TASK DESCRIPTION
Each line containing the word "Loading" needs to be copied.

[Collected data]
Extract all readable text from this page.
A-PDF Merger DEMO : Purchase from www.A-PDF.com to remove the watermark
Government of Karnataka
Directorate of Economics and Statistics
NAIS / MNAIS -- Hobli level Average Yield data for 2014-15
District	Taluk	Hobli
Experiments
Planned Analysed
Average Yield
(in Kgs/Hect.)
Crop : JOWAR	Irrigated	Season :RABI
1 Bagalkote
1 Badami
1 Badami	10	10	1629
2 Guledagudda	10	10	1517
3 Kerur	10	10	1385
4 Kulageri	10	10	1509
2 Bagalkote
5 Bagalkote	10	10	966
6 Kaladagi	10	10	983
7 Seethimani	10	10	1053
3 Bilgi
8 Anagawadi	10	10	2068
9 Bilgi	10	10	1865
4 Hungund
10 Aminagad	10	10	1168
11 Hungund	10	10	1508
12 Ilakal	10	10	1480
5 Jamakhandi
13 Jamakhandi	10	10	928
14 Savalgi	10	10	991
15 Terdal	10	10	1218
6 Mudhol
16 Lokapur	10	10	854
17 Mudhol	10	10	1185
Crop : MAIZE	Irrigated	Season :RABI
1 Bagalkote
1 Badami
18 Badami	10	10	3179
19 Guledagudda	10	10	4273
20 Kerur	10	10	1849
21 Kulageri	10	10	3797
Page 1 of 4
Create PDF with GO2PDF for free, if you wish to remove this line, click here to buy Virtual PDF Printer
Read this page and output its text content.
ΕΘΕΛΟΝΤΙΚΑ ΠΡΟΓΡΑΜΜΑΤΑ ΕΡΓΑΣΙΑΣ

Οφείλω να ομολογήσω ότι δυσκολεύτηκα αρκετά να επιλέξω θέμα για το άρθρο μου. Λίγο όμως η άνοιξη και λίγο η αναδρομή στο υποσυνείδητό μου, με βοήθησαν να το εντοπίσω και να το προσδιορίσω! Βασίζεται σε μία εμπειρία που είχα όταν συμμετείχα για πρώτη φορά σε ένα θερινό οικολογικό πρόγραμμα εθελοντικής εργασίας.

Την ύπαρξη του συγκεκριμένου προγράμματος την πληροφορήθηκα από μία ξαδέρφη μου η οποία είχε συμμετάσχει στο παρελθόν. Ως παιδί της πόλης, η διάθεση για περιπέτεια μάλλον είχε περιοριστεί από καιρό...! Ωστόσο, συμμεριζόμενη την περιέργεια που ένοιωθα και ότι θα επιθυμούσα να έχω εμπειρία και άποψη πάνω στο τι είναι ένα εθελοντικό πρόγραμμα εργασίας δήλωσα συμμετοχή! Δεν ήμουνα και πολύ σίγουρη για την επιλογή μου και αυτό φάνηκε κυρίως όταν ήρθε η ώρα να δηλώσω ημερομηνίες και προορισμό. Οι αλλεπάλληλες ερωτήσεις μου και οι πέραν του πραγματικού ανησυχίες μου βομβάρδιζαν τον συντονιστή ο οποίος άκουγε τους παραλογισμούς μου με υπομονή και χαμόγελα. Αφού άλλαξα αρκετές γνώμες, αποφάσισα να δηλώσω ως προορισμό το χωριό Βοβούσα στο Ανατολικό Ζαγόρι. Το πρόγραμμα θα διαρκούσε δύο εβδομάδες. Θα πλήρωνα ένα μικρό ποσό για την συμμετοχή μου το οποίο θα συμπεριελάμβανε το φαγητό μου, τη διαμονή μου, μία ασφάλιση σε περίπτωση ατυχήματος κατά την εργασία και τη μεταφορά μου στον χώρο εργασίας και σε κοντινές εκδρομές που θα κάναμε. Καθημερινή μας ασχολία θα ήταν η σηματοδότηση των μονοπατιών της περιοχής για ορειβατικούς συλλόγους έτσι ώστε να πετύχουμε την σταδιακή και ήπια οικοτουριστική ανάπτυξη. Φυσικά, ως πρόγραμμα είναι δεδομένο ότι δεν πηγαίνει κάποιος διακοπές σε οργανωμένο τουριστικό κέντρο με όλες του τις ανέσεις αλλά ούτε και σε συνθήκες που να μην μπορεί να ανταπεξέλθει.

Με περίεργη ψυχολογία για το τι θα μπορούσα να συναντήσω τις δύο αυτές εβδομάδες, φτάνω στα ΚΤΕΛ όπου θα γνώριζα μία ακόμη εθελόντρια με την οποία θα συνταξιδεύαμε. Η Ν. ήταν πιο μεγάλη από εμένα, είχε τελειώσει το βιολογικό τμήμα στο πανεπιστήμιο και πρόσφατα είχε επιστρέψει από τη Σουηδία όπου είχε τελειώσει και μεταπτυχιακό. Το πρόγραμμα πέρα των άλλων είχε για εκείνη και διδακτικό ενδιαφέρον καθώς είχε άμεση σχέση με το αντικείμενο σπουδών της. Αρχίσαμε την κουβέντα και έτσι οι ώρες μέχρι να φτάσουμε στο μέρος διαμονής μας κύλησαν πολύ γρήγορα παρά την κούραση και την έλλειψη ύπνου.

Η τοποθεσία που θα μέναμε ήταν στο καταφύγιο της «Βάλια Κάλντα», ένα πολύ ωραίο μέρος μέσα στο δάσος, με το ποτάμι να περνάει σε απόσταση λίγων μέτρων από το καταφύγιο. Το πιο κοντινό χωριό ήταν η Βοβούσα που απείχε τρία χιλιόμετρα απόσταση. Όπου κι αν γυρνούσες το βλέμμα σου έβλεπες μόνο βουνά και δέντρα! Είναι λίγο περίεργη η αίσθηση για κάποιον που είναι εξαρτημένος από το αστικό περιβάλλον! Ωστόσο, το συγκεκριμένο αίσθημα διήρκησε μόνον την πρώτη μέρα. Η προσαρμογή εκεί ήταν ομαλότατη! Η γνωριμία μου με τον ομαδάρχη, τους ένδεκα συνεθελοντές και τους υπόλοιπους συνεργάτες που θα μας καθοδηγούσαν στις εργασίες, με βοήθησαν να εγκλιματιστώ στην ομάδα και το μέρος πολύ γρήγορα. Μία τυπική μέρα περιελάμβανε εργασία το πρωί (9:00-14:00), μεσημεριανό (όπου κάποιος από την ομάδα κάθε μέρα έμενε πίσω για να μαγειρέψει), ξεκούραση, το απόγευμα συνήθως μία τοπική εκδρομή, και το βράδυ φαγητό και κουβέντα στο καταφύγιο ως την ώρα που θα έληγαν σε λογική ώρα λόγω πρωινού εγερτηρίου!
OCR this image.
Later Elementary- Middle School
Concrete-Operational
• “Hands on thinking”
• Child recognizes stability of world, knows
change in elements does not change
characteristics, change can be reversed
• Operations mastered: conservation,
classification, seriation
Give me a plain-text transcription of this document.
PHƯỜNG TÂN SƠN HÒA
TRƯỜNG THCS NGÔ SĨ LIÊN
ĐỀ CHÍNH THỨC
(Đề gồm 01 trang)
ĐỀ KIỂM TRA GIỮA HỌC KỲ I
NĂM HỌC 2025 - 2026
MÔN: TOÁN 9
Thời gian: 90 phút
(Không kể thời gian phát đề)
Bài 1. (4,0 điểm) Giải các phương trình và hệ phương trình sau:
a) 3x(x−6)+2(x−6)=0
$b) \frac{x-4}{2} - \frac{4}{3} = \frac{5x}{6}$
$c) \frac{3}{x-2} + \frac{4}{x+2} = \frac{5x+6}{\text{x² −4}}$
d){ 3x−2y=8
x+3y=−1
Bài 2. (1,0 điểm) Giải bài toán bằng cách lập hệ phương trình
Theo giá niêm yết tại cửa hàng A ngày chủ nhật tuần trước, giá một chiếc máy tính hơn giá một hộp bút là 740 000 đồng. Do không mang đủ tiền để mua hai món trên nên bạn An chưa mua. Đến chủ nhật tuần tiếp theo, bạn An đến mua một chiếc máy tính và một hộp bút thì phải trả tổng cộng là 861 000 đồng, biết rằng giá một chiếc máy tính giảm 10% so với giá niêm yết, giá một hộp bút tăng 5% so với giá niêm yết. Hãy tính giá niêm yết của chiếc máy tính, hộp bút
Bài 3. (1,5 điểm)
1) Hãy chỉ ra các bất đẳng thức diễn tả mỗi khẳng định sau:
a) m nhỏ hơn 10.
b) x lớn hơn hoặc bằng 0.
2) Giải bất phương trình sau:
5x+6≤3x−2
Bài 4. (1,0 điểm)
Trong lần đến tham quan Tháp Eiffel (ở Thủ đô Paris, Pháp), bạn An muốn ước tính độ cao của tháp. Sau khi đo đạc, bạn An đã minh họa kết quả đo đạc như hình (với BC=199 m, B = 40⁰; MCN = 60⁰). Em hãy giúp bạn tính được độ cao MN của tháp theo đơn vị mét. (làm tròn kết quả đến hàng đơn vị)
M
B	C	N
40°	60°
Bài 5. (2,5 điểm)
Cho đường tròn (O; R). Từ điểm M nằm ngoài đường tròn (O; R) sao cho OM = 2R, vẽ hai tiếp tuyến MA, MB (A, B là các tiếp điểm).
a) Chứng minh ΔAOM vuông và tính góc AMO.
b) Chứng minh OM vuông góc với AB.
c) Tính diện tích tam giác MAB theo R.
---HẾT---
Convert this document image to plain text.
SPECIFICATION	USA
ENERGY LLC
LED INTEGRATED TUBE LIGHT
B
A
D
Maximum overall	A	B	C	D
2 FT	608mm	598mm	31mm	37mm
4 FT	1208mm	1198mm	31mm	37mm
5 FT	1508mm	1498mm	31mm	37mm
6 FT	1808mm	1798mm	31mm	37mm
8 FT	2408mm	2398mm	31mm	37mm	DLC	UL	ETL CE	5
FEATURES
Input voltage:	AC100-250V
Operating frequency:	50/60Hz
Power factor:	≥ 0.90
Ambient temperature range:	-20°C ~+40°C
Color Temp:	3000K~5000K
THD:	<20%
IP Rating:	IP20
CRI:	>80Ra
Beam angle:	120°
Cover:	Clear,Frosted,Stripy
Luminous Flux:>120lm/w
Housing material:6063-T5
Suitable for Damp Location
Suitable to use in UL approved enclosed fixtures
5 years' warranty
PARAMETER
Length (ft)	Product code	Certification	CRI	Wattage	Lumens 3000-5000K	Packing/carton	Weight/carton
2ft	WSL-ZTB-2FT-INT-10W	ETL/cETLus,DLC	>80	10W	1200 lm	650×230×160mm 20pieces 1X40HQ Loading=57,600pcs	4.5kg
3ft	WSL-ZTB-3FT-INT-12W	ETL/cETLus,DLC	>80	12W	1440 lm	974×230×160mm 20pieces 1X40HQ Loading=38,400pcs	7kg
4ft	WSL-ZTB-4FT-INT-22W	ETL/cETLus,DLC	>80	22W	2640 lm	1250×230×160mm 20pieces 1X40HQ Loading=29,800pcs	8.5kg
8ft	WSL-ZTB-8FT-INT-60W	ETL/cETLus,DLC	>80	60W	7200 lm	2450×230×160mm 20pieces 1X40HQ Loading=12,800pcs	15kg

WRITTEN ANSWER
2ft	WSL-ZTB-2FT-INT-10W	ETL/cETLus,DLC	>80	10W	1200 lm	650×230×160mm 20pieces 1X40HQ Loading=57,600pcs	4.5kg
3ft	WSL-ZTB-3FT-INT-12W	ETL/cETLus,DLC	>80	12W	1440 lm	974×230×160mm 20pieces 1X40HQ Loading=38,400pcs	7kg
4ft	WSL-ZTB-4FT-INT-22W	ETL/cETLus,DLC	>80	22W	2640 lm	1250×230×160mm 20pieces 1X40HQ Loading=29,800pcs	8.5kg
8ft	WSL-ZTB-8FT-INT-60W	ETL/cETLus,DLC	>80	60W	7200 lm	2450×230×160mm 20pieces 1X40HQ Loading=12,800pcs	15kg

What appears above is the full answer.